### [DESCRIPTION OF THE TASK]
Print every entry exactly as written.

Collected data entries:
━━━━━━━━━━━━━━━━━━━━
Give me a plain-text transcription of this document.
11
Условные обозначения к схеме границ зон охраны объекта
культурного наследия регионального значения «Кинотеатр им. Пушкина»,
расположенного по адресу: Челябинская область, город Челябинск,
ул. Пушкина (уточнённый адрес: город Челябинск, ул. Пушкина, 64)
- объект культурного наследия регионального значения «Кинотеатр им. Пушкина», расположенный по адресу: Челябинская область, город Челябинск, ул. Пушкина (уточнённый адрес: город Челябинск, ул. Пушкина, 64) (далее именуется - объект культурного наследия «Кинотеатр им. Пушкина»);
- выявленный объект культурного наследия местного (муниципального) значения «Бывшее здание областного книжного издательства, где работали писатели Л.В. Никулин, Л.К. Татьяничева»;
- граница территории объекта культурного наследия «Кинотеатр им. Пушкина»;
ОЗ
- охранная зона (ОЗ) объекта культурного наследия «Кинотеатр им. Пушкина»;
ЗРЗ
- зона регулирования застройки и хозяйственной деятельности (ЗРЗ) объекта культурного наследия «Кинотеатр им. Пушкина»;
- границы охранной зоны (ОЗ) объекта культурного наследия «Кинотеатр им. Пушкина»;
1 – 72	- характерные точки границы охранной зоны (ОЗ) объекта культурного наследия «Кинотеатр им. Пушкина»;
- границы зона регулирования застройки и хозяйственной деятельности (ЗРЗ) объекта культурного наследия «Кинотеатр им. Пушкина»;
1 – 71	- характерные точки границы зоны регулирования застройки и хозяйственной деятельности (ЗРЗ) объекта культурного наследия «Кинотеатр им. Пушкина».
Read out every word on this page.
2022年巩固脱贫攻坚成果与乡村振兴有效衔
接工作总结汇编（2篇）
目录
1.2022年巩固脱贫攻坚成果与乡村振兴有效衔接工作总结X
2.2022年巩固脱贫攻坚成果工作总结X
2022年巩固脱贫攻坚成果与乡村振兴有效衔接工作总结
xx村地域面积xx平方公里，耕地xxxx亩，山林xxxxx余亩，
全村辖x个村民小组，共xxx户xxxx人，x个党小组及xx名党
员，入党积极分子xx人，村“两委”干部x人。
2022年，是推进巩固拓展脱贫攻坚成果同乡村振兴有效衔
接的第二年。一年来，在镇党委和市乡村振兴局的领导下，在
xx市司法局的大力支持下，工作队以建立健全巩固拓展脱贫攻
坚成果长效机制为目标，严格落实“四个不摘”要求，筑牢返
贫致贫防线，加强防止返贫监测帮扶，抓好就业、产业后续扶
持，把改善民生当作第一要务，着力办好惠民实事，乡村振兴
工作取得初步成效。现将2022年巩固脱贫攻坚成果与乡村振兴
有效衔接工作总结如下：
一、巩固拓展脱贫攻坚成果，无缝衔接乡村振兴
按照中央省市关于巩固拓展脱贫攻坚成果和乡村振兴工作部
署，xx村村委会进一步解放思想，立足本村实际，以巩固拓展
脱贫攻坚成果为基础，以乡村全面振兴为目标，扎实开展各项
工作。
━━━━━━━━━━━━━━━━━━━━
### [COMPLETE OUTPUT]
Give me a plain-text transcription of this document.
11
Условные обозначения к схеме границ зон охраны объекта
культурного наследия регионального значения «Кинотеатр им. Пушкина»,
расположенного по адресу: Челябинская область, город Челябинск,
ул. Пушкина (уточнённый адрес: город Челябинск, ул. Пушкина, 64)
- объект культурного наследия регионального значения «Кинотеатр им. Пушкина», расположенный по адресу: Челябинская область, город Челябинск, ул. Пушкина (уточнённый адрес: город Челябинск, ул. Пушкина, 64) (далее именуется - объект культурного наследия «Кинотеатр им. Пушкина»);
- выявленный объект культурного наследия местного (муниципального) значения «Бывшее здание областного книжного издательства, где работали писатели Л.В. Никулин, Л.К. Татьяничева»;
- граница территории объекта культурного наследия «Кинотеатр им. Пушкина»;
ОЗ
- охранная зона (ОЗ) объекта культурного наследия «Кинотеатр им. Пушкина»;
ЗРЗ
- зона регулирования застройки и хозяйственной деятельности (ЗРЗ) объекта культурного наследия «Кинотеатр им. Пушкина»;
- границы охранной зоны (ОЗ) объекта культурного наследия «Кинотеатр им. Пушкина»;
1 – 72	- характерные точки границы охранной зоны (ОЗ) объекта культурного наследия «Кинотеатр им. Пушкина»;
- границы зона регулирования застройки и хозяйственной деятельности (ЗРЗ) объекта культурного наследия «Кинотеатр им. Пушкина»;
1 – 71	- характерные точки границы зоны регулирования застройки и хозяйственной деятельности (ЗРЗ) объекта культурного наследия «Кинотеатр им. Пушкина».
Read out every word on this page.
2022年巩固脱贫攻坚成果与乡村振兴有效衔
接工作总结汇编（2篇）
目录
1.2022年巩固脱贫攻坚成果与乡村振兴有效衔接工作总结X
2.2022年巩固脱贫攻坚成果工作总结X
2022年巩固脱贫攻坚成果与乡村振兴有效衔接工作总结
xx村地域面积xx平方公里，耕地xxxx亩，山林xxxxx余亩，
全村辖x个村民小组，共xxx户xxxx人，x个党小组及xx名党
员，入党积极分子xx人，村“两委”干部x人。
2022年，是推进巩固拓展脱贫攻坚成果同乡村振兴有效衔
接的第二年。一年来，在镇党委和市乡村振兴局的领导下，在
xx市司法局的大力支持下，工作队以建立健全巩固拓展脱贫攻
坚成果长效机制为目标，严格落实“四个不摘”要求，筑牢返
贫致贫防线，加强防止返贫监测帮扶，抓好就业、产业后续扶
持，把改善民生当作第一要务，着力办好惠民实事，乡村振兴
工作取得初步成效。现将2022年巩固脱贫攻坚成果与乡村振兴
有效衔接工作总结如下：
一、巩固拓展脱贫攻坚成果，无缝衔接乡村振兴
按照中央省市关于巩固拓展脱贫攻坚成果和乡村振兴工作部
署，xx村村委会进一步解放思想，立足本村实际，以巩固拓展
脱贫攻坚成果为基础，以乡村全面振兴为目标，扎实开展各项
工作。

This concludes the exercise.